§ Tasks for this exercise
a – In the abstract on drug effects at a sympathetic ganglion, what instrument recorded the action potentials?
b – Carry on the abstract on drug effects at a sympathetic ganglion, picking up after its last sentence.

§ Excerpt to read
* * * * * * * * *

Abstract
Current pharmacological concepts embrace the possibility that drugs acting at junctions, where acetylcholine plays an important though perhaps not essential rôle in transmission, do so by exerting their influence on some step in the cholinergic mechanism.
The consistency of such a view was examined by studying the effects on a sympathetic ganglion of drugs known to act at the parasympathetic neuro-effector junctions, since both are sites where cholinergic systems operate. Pertinent observations may be found in papers by Langley, 1 by Dale and Laidlaw, 2 etc.
Action potentials of the tonic impulses normally coursing in the superior cervical preganglionic trunk of the rabbit (anesthetized with nembutal) and of the response in the postganglionic fibers were recorded by a Matthews oscillograph after amplification. The waves were also spread out for visual observation by a rotating mirror (speed corresponding to 1.8 meters per second) and converted into sound by a loud speaker.

* * * * * * * * *

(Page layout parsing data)
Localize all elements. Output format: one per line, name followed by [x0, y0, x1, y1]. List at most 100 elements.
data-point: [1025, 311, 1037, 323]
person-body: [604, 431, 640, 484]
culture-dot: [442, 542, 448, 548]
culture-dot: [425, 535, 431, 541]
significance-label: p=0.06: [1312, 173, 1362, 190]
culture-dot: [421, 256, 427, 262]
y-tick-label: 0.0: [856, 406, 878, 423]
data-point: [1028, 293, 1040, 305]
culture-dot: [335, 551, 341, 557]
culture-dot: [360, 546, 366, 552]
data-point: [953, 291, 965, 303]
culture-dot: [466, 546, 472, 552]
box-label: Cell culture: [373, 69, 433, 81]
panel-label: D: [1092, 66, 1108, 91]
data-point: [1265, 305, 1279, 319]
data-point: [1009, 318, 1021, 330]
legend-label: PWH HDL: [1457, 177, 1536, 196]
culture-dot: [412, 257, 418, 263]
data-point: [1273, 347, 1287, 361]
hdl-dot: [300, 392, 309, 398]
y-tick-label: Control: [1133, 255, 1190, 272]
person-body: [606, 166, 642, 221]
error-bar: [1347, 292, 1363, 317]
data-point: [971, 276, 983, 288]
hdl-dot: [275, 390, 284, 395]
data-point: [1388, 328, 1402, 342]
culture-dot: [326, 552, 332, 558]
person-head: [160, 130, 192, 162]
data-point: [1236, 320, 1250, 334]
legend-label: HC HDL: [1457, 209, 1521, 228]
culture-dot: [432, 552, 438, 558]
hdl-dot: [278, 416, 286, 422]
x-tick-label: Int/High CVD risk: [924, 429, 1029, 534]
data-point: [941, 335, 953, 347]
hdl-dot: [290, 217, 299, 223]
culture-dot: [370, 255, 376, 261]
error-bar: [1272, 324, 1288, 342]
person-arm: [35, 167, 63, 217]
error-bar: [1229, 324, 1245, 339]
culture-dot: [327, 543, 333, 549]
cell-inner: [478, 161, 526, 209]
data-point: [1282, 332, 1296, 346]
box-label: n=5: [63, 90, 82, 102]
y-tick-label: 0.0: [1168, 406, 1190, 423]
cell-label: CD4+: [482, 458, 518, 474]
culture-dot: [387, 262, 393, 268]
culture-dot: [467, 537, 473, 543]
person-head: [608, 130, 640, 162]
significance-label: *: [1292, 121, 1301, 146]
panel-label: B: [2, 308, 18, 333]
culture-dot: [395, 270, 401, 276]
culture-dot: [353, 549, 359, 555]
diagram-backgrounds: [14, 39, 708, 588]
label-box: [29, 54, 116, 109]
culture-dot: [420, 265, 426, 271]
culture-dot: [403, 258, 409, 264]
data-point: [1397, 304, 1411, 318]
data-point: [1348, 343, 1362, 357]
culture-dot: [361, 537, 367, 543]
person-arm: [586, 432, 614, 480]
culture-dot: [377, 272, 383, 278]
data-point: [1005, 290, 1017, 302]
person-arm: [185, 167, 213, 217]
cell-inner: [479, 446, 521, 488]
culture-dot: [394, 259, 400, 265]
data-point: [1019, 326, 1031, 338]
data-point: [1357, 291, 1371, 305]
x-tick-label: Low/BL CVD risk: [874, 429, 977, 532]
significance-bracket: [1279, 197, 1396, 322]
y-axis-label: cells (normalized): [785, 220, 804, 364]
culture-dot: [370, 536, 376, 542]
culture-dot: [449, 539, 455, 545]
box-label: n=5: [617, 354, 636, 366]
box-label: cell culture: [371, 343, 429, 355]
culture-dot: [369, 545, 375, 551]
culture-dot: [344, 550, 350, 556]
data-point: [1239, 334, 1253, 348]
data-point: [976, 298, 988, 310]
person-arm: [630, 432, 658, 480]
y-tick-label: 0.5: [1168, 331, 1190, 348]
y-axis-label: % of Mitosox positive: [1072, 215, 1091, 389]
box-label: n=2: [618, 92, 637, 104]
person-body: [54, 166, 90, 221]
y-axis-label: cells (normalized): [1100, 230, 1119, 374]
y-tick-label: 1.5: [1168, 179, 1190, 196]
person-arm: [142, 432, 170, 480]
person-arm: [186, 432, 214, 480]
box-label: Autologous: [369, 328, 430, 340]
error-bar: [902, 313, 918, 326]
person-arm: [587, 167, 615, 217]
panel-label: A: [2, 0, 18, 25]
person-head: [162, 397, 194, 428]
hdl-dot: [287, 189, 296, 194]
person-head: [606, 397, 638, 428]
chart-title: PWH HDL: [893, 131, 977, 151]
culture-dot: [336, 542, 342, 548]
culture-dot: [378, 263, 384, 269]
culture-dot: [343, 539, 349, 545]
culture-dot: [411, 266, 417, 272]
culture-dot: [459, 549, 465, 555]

* * * * * * * * *

§ Per-task outputs
a – A Matthews oscillograph, after amplification.

b –
Pilocarpine, representing the parasympathomimetic stimulants, and atropine, the depressants, were injected into the common carotid artery, all branches except to the ganglion having been ligated and cut and the carotid sinus nerve severed. Thus the ganglionic circulation was retained intact while allowing an effective concentration at the synapse before diffusion into the general circulation. This made possible the observation of local effects uncomplicated by distant actions such as on the central nervous system directly, or indirectly through the remaining innervated carotid sinus responding to vascular changes.
The increase in postganglionic impulses (compare records A and B, C and D) illustrates the stimulant effect of small doses of pilocarpine. This increase, seen again in E, F, took place without any change in the corresponding preganglionic records G and H, and consequently must have been due to a truly peripheral action at the synapse.